** What is required **
Examine the material below. Gather every line in which the string "screenshot" appears.

%%

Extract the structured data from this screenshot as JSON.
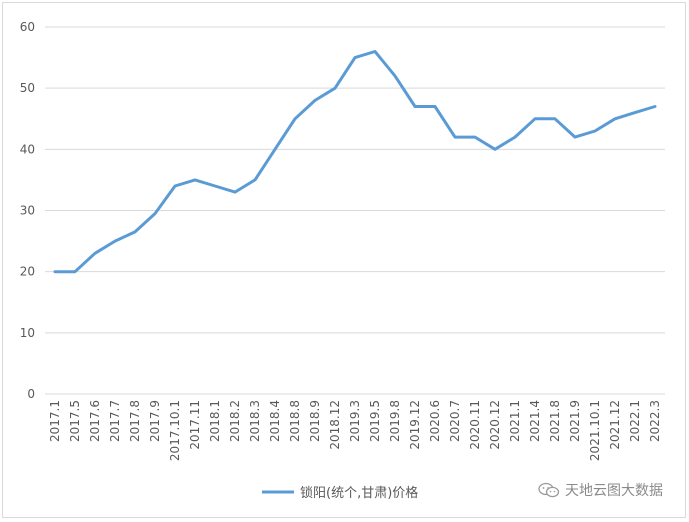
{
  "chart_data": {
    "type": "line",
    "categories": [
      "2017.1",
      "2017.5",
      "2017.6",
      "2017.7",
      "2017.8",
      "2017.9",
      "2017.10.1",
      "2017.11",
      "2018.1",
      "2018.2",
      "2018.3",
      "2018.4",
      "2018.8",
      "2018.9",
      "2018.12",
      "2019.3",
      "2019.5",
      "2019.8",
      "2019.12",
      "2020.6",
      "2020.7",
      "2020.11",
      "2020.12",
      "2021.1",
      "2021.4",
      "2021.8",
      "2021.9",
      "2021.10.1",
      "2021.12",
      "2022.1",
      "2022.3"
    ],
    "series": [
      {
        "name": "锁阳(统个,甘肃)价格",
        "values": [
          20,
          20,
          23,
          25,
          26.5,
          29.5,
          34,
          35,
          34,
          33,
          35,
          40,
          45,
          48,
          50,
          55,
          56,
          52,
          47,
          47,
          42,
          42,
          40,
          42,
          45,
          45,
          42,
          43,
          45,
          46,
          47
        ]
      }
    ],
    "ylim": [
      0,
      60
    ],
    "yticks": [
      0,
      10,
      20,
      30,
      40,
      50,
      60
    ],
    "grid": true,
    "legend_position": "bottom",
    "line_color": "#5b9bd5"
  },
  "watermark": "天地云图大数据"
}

%%
%%

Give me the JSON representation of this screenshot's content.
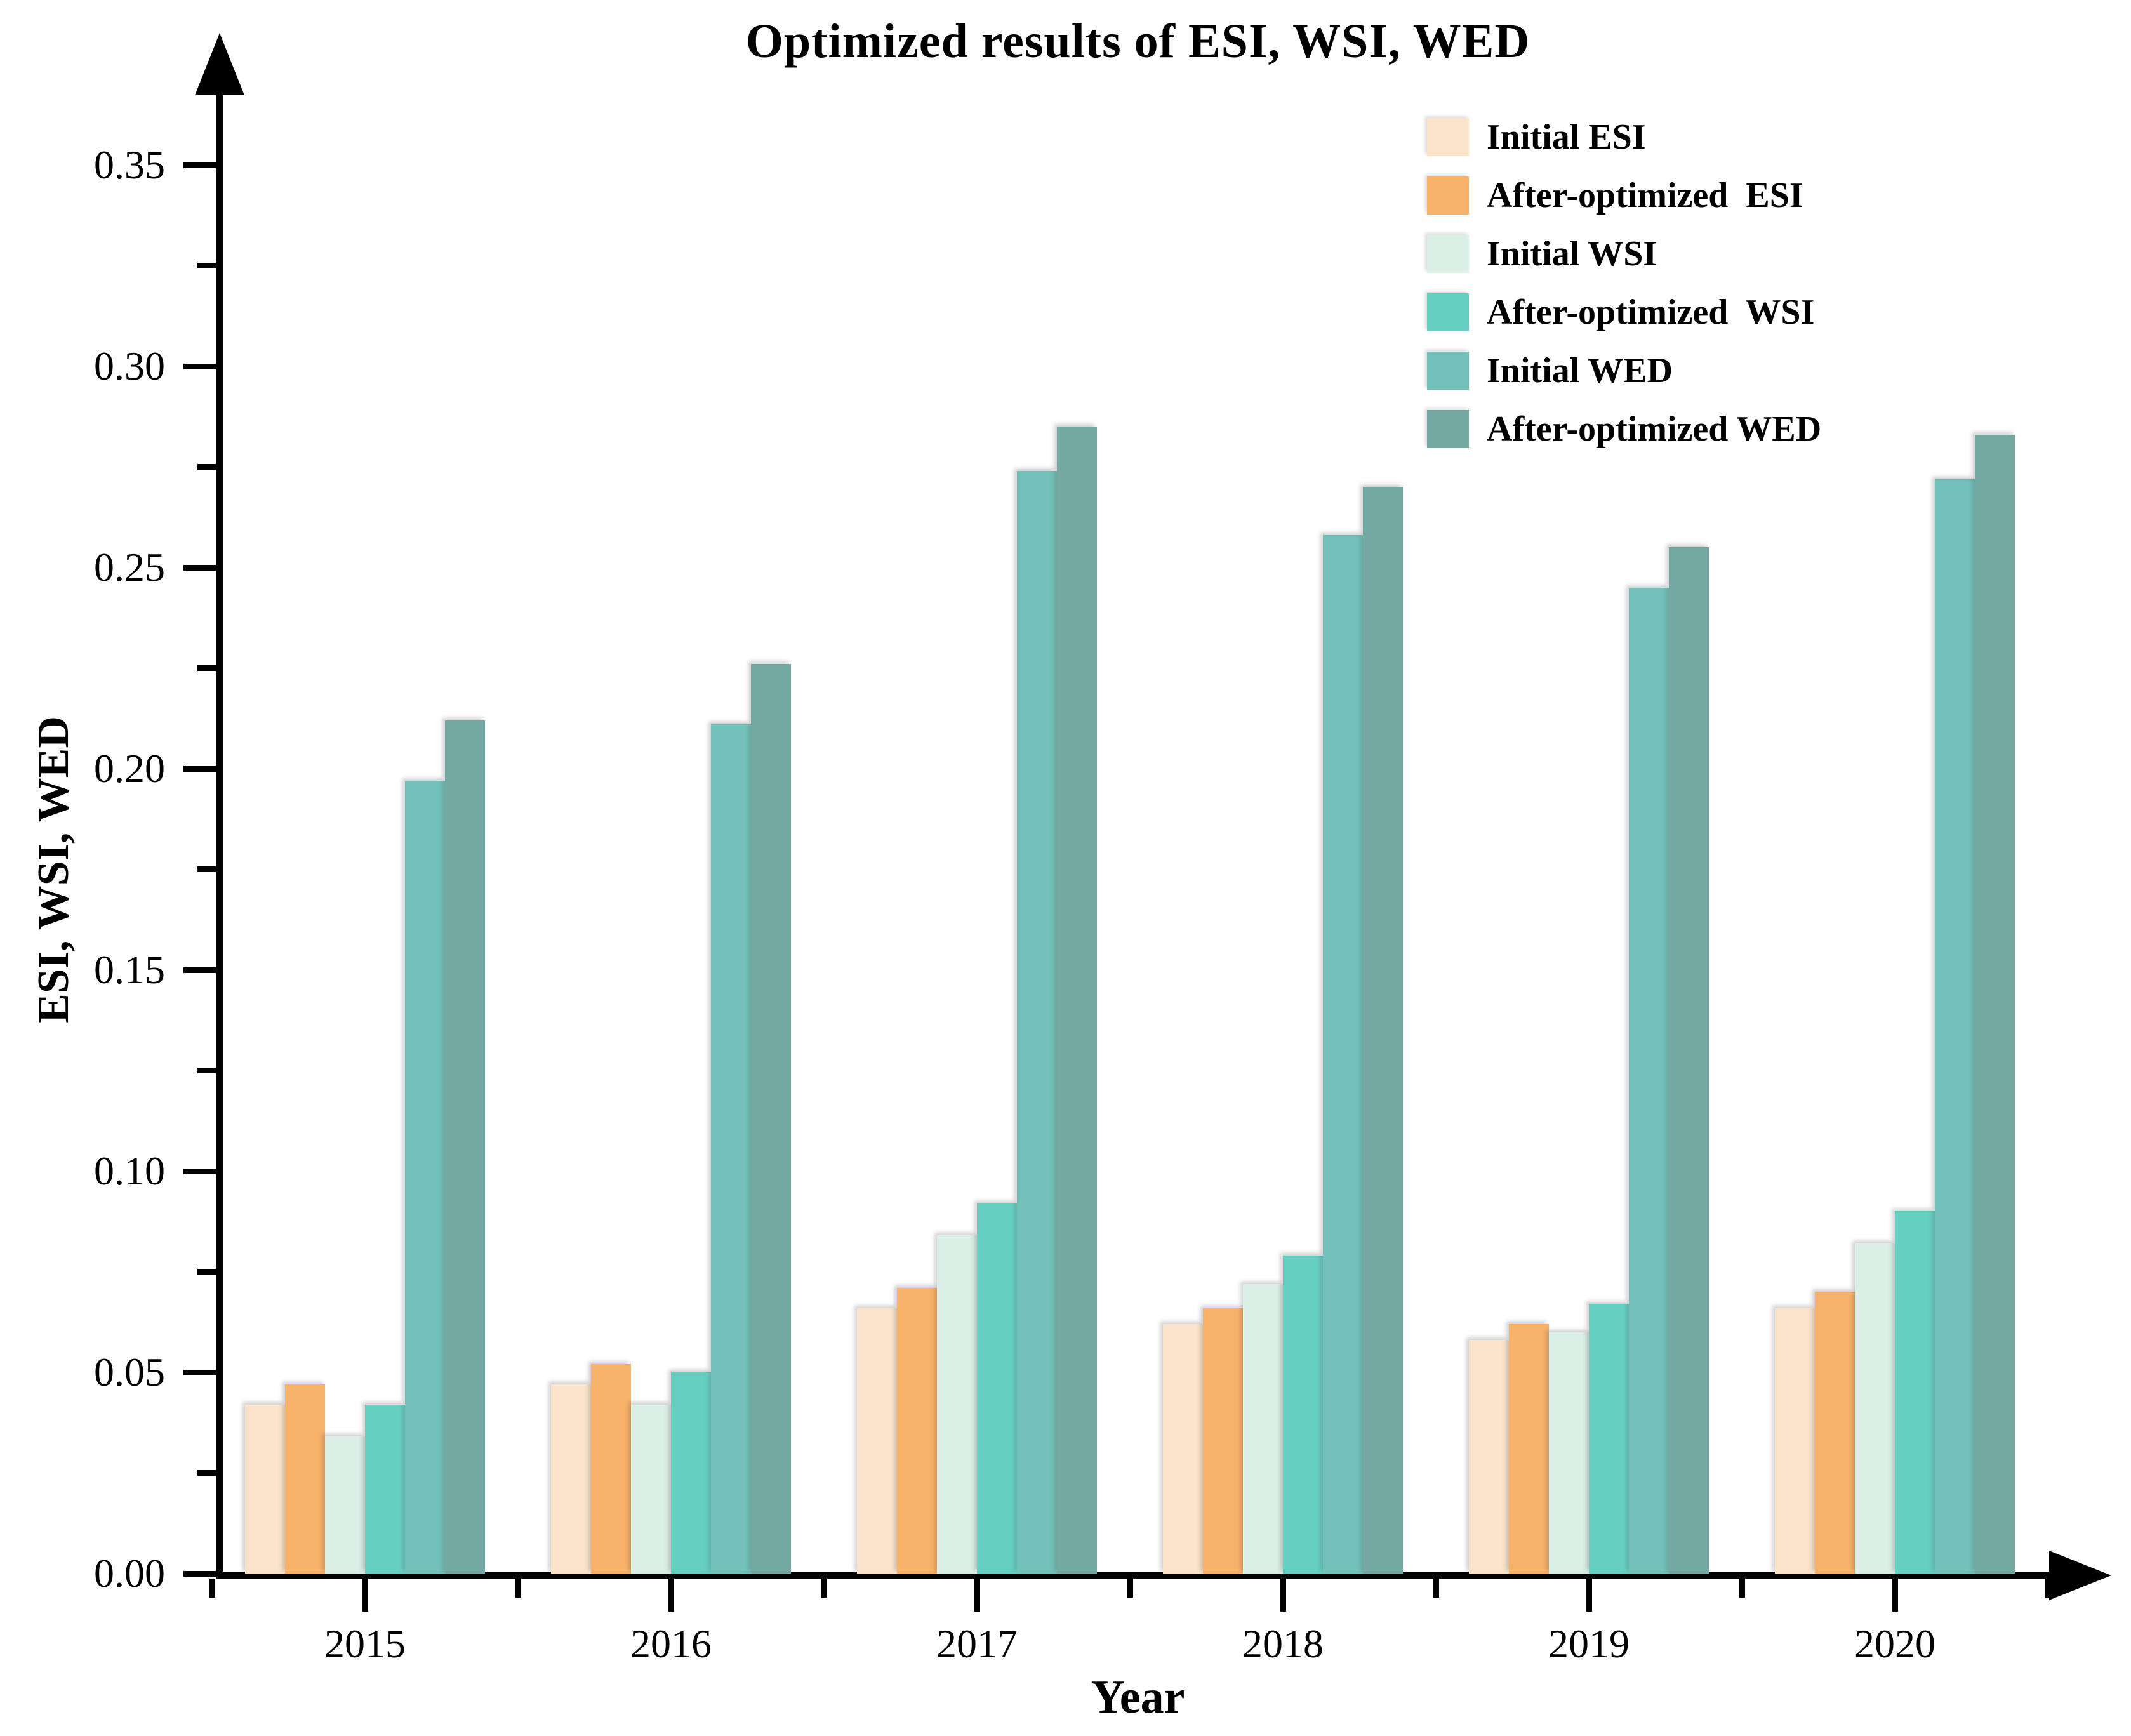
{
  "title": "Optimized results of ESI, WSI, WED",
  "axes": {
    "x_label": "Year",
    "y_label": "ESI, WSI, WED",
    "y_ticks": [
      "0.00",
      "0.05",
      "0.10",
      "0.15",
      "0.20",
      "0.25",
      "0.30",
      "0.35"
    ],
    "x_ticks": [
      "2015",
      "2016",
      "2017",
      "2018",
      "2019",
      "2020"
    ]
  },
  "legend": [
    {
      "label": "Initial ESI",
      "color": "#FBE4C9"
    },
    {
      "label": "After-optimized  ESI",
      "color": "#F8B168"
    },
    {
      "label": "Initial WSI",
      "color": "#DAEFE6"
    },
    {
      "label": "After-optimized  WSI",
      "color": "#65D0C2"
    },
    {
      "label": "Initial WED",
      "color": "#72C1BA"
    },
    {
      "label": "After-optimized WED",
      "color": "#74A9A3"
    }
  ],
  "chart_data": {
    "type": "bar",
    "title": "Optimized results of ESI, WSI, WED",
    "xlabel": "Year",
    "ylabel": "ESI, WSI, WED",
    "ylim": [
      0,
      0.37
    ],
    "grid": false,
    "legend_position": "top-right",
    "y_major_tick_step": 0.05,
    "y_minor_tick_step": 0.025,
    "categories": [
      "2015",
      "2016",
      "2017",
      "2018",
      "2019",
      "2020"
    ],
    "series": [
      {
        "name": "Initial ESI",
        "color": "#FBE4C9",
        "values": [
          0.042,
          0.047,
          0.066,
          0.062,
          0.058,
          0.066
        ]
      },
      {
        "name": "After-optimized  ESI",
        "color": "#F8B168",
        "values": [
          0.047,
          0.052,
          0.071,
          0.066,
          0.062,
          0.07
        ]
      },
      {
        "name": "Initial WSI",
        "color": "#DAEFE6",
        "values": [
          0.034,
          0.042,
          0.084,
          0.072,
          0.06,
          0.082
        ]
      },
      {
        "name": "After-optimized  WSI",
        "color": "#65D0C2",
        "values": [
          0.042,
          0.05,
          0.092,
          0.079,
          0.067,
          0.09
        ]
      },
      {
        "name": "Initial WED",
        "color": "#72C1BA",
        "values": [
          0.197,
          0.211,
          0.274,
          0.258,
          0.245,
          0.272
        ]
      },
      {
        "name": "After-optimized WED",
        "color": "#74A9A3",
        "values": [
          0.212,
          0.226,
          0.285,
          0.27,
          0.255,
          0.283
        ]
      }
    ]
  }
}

%%

** Reply **
Extract the structured data from this screenshot as JSON.
Give me the JSON representation of this screenshot's content.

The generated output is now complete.